Output each line exactly as it appears, skipping any embedded picture.

⟨

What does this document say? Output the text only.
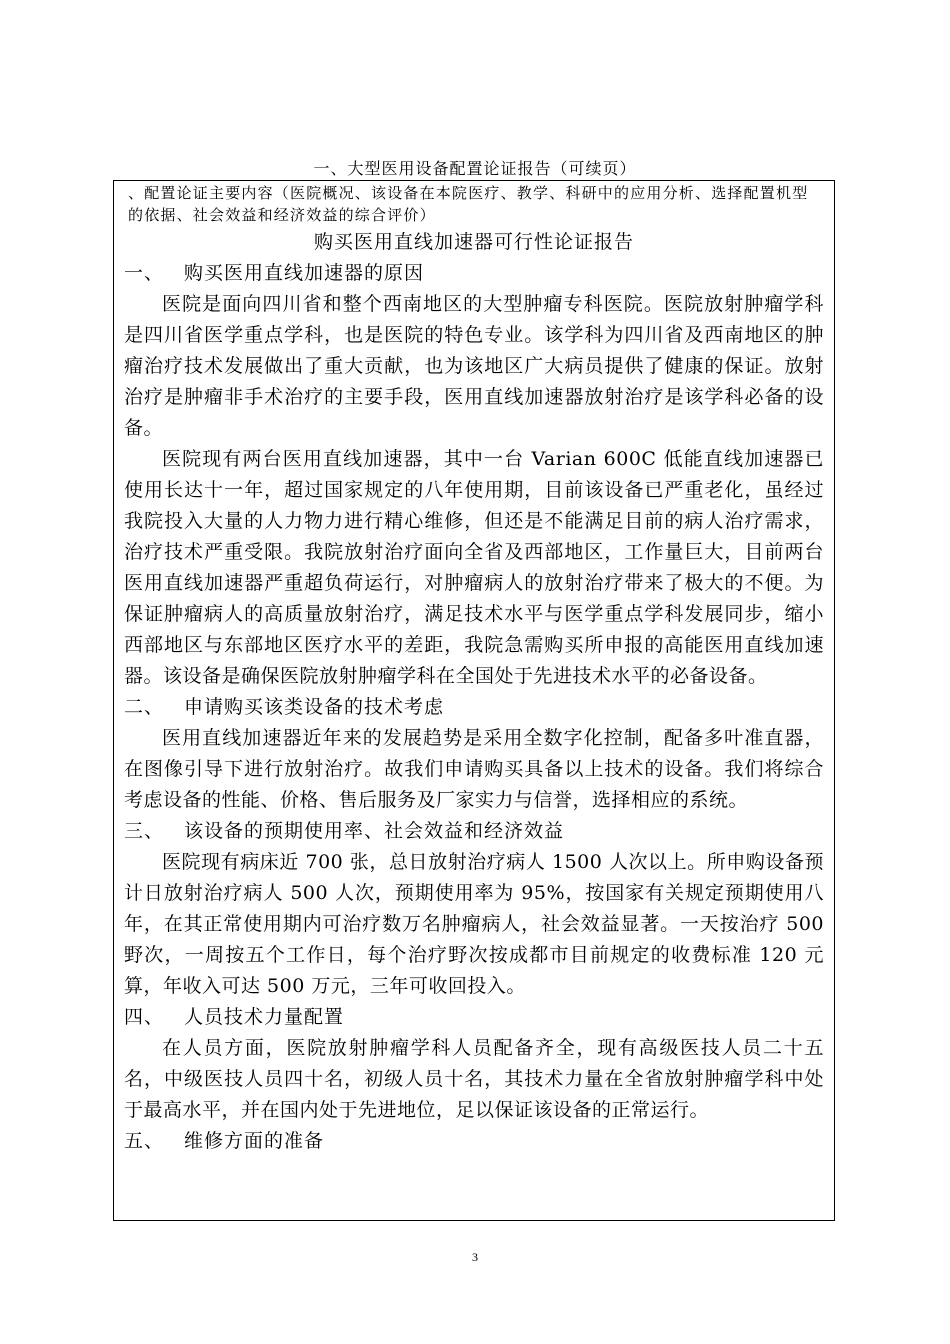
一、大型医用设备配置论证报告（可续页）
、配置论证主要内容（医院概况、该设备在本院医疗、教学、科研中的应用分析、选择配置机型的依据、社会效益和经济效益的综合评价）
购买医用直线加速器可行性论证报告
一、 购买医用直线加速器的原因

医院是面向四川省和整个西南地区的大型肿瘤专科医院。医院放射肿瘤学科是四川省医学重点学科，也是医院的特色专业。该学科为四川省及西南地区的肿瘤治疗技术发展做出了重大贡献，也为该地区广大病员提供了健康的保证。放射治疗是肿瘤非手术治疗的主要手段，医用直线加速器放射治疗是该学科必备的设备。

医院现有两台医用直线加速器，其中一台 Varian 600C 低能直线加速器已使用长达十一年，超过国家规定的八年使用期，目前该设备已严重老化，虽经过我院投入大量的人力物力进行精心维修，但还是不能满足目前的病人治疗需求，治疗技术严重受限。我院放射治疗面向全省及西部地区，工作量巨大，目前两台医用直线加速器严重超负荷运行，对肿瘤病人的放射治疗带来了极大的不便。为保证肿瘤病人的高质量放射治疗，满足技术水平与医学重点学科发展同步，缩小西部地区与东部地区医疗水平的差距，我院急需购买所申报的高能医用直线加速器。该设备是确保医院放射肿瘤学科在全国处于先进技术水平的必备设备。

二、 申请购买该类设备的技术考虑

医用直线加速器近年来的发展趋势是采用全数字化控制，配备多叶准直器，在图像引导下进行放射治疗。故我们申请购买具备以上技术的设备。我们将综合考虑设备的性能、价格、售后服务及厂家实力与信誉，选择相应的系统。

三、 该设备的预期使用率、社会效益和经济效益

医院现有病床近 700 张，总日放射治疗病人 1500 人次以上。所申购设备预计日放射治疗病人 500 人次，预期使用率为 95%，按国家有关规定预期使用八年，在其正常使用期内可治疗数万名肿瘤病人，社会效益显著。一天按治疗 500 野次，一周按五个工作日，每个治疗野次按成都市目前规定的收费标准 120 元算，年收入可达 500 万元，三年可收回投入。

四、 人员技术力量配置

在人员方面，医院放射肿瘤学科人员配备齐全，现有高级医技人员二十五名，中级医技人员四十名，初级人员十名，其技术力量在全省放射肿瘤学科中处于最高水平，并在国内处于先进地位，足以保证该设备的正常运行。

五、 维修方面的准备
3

⟩

== SOLUTION ==
What does this document say? Output the text only.
一、大型医用设备配置论证报告（可续页）
、配置论证主要内容（医院概况、该设备在本院医疗、教学、科研中的应用分析、选择配置机型的依据、社会效益和经济效益的综合评价）
购买医用直线加速器可行性论证报告
一、 购买医用直线加速器的原因

医院是面向四川省和整个西南地区的大型肿瘤专科医院。医院放射肿瘤学科是四川省医学重点学科，也是医院的特色专业。该学科为四川省及西南地区的肿瘤治疗技术发展做出了重大贡献，也为该地区广大病员提供了健康的保证。放射治疗是肿瘤非手术治疗的主要手段，医用直线加速器放射治疗是该学科必备的设备。

医院现有两台医用直线加速器，其中一台 Varian 600C 低能直线加速器已使用长达十一年，超过国家规定的八年使用期，目前该设备已严重老化，虽经过我院投入大量的人力物力进行精心维修，但还是不能满足目前的病人治疗需求，治疗技术严重受限。我院放射治疗面向全省及西部地区，工作量巨大，目前两台医用直线加速器严重超负荷运行，对肿瘤病人的放射治疗带来了极大的不便。为保证肿瘤病人的高质量放射治疗，满足技术水平与医学重点学科发展同步，缩小西部地区与东部地区医疗水平的差距，我院急需购买所申报的高能医用直线加速器。该设备是确保医院放射肿瘤学科在全国处于先进技术水平的必备设备。

二、 申请购买该类设备的技术考虑

医用直线加速器近年来的发展趋势是采用全数字化控制，配备多叶准直器，在图像引导下进行放射治疗。故我们申请购买具备以上技术的设备。我们将综合考虑设备的性能、价格、售后服务及厂家实力与信誉，选择相应的系统。

三、 该设备的预期使用率、社会效益和经济效益

医院现有病床近 700 张，总日放射治疗病人 1500 人次以上。所申购设备预计日放射治疗病人 500 人次，预期使用率为 95%，按国家有关规定预期使用八年，在其正常使用期内可治疗数万名肿瘤病人，社会效益显著。一天按治疗 500 野次，一周按五个工作日，每个治疗野次按成都市目前规定的收费标准 120 元算，年收入可达 500 万元，三年可收回投入。

四、 人员技术力量配置

在人员方面，医院放射肿瘤学科人员配备齐全，现有高级医技人员二十五名，中级医技人员四十名，初级人员十名，其技术力量在全省放射肿瘤学科中处于最高水平，并在国内处于先进地位，足以保证该设备的正常运行。

五、 维修方面的准备
3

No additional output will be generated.